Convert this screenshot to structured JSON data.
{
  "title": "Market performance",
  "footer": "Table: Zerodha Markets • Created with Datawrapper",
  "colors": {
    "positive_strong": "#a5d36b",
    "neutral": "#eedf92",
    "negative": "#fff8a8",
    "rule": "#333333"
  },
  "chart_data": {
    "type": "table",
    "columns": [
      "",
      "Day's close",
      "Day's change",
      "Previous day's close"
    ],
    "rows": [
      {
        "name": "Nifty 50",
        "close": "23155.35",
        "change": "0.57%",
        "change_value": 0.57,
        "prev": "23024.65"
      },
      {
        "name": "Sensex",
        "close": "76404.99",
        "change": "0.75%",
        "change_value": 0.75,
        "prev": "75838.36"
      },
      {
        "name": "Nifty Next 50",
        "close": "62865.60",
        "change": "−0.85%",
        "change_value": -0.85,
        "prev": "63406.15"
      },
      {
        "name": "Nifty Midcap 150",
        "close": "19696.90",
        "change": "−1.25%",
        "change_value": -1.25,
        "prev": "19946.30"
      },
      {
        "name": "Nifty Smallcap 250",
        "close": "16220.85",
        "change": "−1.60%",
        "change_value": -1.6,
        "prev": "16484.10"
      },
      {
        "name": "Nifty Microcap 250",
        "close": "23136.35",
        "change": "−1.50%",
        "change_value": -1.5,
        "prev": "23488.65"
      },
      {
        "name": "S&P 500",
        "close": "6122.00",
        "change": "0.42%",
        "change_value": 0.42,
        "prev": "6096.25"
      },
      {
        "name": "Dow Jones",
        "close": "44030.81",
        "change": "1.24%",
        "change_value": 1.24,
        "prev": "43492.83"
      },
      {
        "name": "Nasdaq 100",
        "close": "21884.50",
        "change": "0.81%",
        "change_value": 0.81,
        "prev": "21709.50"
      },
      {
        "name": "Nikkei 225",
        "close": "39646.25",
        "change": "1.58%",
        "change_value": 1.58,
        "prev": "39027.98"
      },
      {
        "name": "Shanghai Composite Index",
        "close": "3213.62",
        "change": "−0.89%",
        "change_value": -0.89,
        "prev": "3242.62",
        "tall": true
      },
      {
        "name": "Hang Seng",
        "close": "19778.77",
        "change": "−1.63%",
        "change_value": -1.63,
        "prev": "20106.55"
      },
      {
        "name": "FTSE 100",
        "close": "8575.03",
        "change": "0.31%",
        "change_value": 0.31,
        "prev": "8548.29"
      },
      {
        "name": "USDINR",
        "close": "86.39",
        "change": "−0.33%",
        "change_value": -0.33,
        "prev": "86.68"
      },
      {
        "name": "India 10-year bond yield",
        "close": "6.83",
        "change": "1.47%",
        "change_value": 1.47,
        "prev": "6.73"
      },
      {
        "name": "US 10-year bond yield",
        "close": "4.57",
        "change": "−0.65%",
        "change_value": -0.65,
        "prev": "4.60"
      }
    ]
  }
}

== == ==

### [WHAT IS EXPECTED]
Return all of the entries exactly as they were supplied.

### [EXERCISE RESULT]
Convert this screenshot to structured JSON data.
{
  "title": "Market performance",
  "footer": "Table: Zerodha Markets • Created with Datawrapper",
  "colors": {
    "positive_strong": "#a5d36b",
    "neutral": "#eedf92",
    "negative": "#fff8a8",
    "rule": "#333333"
  },
  "chart_data": {
    "type": "table",
    "columns": [
      "",
      "Day's close",
      "Day's change",
      "Previous day's close"
    ],
    "rows": [
      {
        "name": "Nifty 50",
        "close": "23155.35",
        "change": "0.57%",
        "change_value": 0.57,
        "prev": "23024.65"
      },
      {
        "name": "Sensex",
        "close": "76404.99",
        "change": "0.75%",
        "change_value": 0.75,
        "prev": "75838.36"
      },
      {
        "name": "Nifty Next 50",
        "close": "62865.60",
        "change": "−0.85%",
        "change_value": -0.85,
        "prev": "63406.15"
      },
      {
        "name": "Nifty Midcap 150",
        "close": "19696.90",
        "change": "−1.25%",
        "change_value": -1.25,
        "prev": "19946.30"
      },
      {
        "name": "Nifty Smallcap 250",
        "close": "16220.85",
        "change": "−1.60%",
        "change_value": -1.6,
        "prev": "16484.10"
      },
      {
        "name": "Nifty Microcap 250",
        "close": "23136.35",
        "change": "−1.50%",
        "change_value": -1.5,
        "prev": "23488.65"
      },
      {
        "name": "S&P 500",
        "close": "6122.00",
        "change": "0.42%",
        "change_value": 0.42,
        "prev": "6096.25"
      },
      {
        "name": "Dow Jones",
        "close": "44030.81",
        "change": "1.24%",
        "change_value": 1.24,
        "prev": "43492.83"
      },
      {
        "name": "Nasdaq 100",
        "close": "21884.50",
        "change": "0.81%",
        "change_value": 0.81,
        "prev": "21709.50"
      },
      {
        "name": "Nikkei 225",
        "close": "39646.25",
        "change": "1.58%",
        "change_value": 1.58,
        "prev": "39027.98"
      },
      {
        "name": "Shanghai Composite Index",
        "close": "3213.62",
        "change": "−0.89%",
        "change_value": -0.89,
        "prev": "3242.62",
        "tall": true
      },
      {
        "name": "Hang Seng",
        "close": "19778.77",
        "change": "−1.63%",
        "change_value": -1.63,
        "prev": "20106.55"
      },
      {
        "name": "FTSE 100",
        "close": "8575.03",
        "change": "0.31%",
        "change_value": 0.31,
        "prev": "8548.29"
      },
      {
        "name": "USDINR",
        "close": "86.39",
        "change": "−0.33%",
        "change_value": -0.33,
        "prev": "86.68"
      },
      {
        "name": "India 10-year bond yield",
        "close": "6.83",
        "change": "1.47%",
        "change_value": 1.47,
        "prev": "6.73"
      },
      {
        "name": "US 10-year bond yield",
        "close": "4.57",
        "change": "−0.65%",
        "change_value": -0.65,
        "prev": "4.60"
      }
    ]
  }
}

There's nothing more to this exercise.